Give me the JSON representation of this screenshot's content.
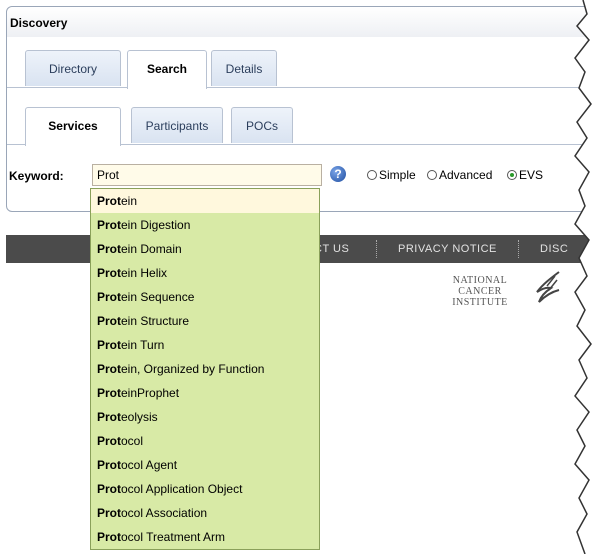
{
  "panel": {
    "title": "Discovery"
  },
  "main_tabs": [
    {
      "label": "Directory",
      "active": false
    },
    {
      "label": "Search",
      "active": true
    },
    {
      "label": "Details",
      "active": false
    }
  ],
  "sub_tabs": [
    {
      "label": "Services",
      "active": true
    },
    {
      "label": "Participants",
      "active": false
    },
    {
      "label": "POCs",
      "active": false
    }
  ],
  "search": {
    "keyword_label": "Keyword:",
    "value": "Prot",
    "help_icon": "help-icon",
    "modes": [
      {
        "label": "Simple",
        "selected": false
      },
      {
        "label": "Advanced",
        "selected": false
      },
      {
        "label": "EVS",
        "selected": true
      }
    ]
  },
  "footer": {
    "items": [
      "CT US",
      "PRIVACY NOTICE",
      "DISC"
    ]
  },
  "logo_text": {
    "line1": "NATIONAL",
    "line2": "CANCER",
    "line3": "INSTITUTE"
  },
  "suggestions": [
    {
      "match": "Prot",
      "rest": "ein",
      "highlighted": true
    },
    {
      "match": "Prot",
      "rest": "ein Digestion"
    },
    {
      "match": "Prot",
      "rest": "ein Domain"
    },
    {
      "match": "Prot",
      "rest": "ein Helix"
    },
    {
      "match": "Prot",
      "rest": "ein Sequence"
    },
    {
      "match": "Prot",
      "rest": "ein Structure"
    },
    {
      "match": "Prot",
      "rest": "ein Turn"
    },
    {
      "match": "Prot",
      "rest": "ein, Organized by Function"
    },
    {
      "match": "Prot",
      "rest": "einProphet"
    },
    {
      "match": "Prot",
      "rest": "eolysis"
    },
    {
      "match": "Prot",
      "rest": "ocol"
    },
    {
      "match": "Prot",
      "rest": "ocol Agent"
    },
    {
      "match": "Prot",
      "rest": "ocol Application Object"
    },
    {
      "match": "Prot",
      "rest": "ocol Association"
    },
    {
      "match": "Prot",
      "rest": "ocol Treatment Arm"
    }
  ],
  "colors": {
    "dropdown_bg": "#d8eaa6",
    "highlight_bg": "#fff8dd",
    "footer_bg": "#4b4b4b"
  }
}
********************
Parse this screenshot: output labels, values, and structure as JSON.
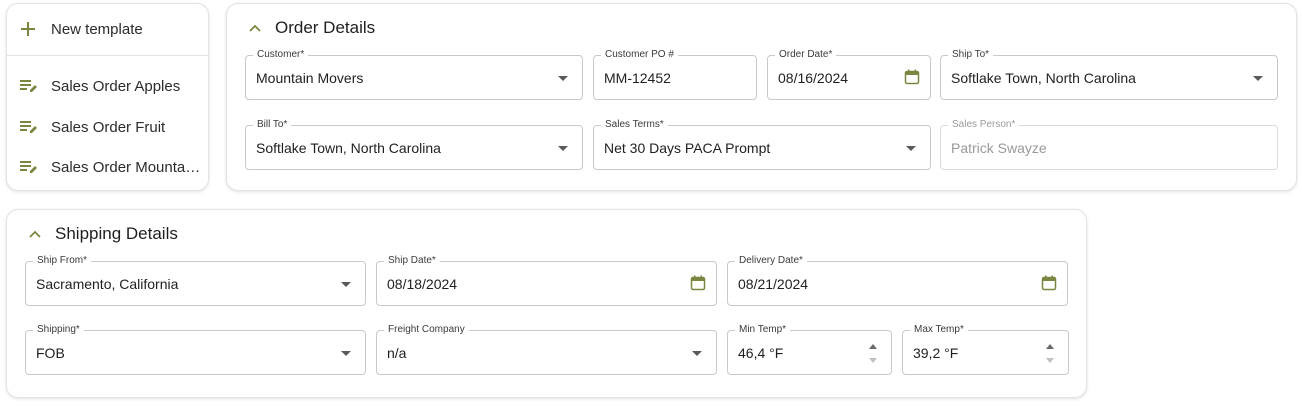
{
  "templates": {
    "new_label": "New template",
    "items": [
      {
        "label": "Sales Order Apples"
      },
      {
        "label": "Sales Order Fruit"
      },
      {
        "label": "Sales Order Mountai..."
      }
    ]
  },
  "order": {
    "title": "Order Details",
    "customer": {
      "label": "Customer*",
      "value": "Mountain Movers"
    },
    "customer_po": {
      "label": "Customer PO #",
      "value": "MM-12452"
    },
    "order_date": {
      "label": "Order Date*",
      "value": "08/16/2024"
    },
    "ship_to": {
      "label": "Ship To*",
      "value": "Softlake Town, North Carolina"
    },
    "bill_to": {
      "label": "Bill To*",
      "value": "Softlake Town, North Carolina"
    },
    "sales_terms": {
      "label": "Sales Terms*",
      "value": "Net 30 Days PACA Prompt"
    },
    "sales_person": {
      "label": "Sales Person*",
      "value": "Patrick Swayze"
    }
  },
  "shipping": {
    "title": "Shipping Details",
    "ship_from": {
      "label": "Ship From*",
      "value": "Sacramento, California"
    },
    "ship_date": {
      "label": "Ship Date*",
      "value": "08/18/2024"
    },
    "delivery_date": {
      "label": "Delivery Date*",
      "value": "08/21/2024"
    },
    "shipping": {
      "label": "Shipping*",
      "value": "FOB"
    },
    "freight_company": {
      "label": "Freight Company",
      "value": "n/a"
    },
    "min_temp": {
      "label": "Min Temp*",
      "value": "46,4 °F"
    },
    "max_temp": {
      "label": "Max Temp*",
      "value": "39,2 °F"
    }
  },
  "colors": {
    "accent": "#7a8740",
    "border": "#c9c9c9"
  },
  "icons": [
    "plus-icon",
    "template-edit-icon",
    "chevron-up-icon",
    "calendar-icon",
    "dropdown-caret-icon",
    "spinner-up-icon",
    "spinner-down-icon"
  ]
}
********************
_REQUIRED WORK:_ Work out the number of lines above that include the string "screenshot" and write only that number.

_OUTPUT BELOW:_ 2